## GOAL
Your copy of the material must match it exactly, except that pictures are dropped.

## AVAILABLE DATA
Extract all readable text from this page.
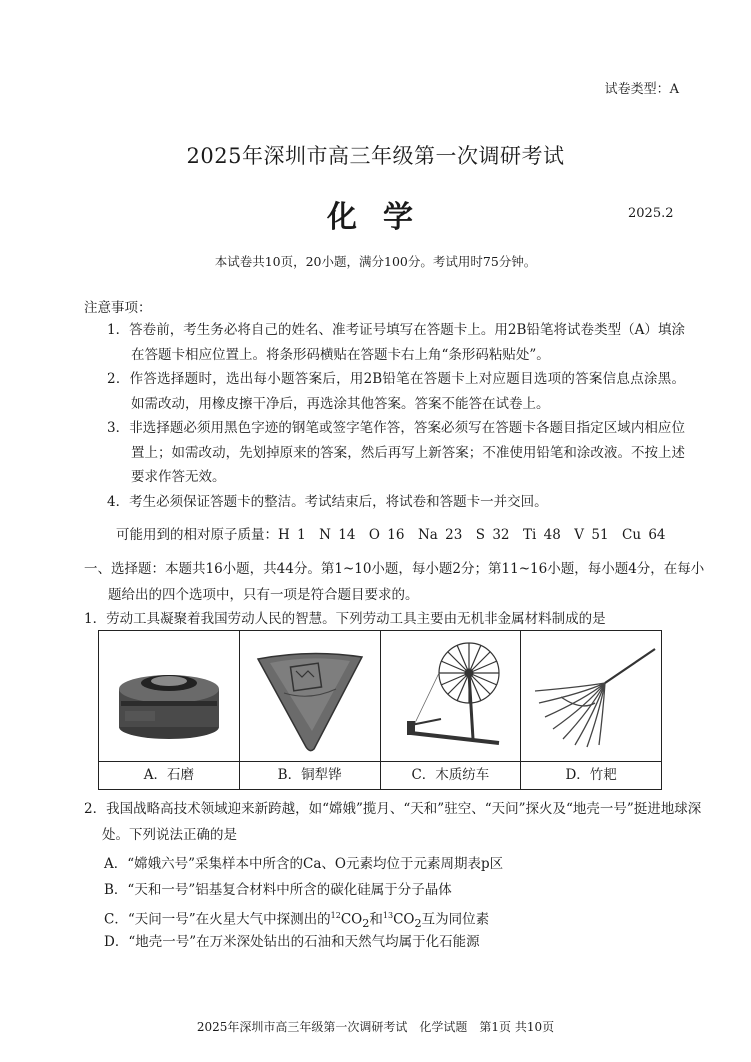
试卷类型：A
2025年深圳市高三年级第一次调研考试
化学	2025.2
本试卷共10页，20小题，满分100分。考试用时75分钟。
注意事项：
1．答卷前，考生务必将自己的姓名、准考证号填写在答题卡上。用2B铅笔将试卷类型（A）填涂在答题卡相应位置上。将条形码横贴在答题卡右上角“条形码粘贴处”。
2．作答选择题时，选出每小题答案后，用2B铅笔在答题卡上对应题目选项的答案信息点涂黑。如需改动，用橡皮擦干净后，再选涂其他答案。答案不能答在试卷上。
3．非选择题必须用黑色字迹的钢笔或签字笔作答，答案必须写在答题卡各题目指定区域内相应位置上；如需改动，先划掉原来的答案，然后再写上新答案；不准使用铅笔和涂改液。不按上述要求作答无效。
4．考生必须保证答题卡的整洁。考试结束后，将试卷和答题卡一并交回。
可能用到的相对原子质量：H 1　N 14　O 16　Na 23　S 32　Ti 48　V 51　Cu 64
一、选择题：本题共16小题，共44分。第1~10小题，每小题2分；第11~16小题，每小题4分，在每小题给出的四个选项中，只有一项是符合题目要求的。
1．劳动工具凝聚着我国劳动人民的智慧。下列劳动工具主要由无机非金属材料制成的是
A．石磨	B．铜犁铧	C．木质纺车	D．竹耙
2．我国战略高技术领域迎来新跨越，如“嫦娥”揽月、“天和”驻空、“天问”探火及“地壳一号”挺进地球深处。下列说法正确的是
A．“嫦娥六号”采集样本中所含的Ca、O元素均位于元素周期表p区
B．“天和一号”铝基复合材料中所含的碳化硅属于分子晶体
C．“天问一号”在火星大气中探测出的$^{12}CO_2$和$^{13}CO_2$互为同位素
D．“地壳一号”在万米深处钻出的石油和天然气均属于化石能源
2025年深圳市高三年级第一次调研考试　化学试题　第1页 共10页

## WRITTEN REPLY
Extract all readable text from this page.
试卷类型：A
2025年深圳市高三年级第一次调研考试
化学	2025.2
本试卷共10页，20小题，满分100分。考试用时75分钟。
注意事项：
1．答卷前，考生务必将自己的姓名、准考证号填写在答题卡上。用2B铅笔将试卷类型（A）填涂在答题卡相应位置上。将条形码横贴在答题卡右上角“条形码粘贴处”。
2．作答选择题时，选出每小题答案后，用2B铅笔在答题卡上对应题目选项的答案信息点涂黑。如需改动，用橡皮擦干净后，再选涂其他答案。答案不能答在试卷上。
3．非选择题必须用黑色字迹的钢笔或签字笔作答，答案必须写在答题卡各题目指定区域内相应位置上；如需改动，先划掉原来的答案，然后再写上新答案；不准使用铅笔和涂改液。不按上述要求作答无效。
4．考生必须保证答题卡的整洁。考试结束后，将试卷和答题卡一并交回。
可能用到的相对原子质量：H 1　N 14　O 16　Na 23　S 32　Ti 48　V 51　Cu 64
一、选择题：本题共16小题，共44分。第1~10小题，每小题2分；第11~16小题，每小题4分，在每小题给出的四个选项中，只有一项是符合题目要求的。
1．劳动工具凝聚着我国劳动人民的智慧。下列劳动工具主要由无机非金属材料制成的是
A．石磨	B．铜犁铧	C．木质纺车	D．竹耙
2．我国战略高技术领域迎来新跨越，如“嫦娥”揽月、“天和”驻空、“天问”探火及“地壳一号”挺进地球深处。下列说法正确的是
A．“嫦娥六号”采集样本中所含的Ca、O元素均位于元素周期表p区
B．“天和一号”铝基复合材料中所含的碳化硅属于分子晶体
C．“天问一号”在火星大气中探测出的$^{12}CO_2$和$^{13}CO_2$互为同位素
D．“地壳一号”在万米深处钻出的石油和天然气均属于化石能源
2025年深圳市高三年级第一次调研考试　化学试题　第1页 共10页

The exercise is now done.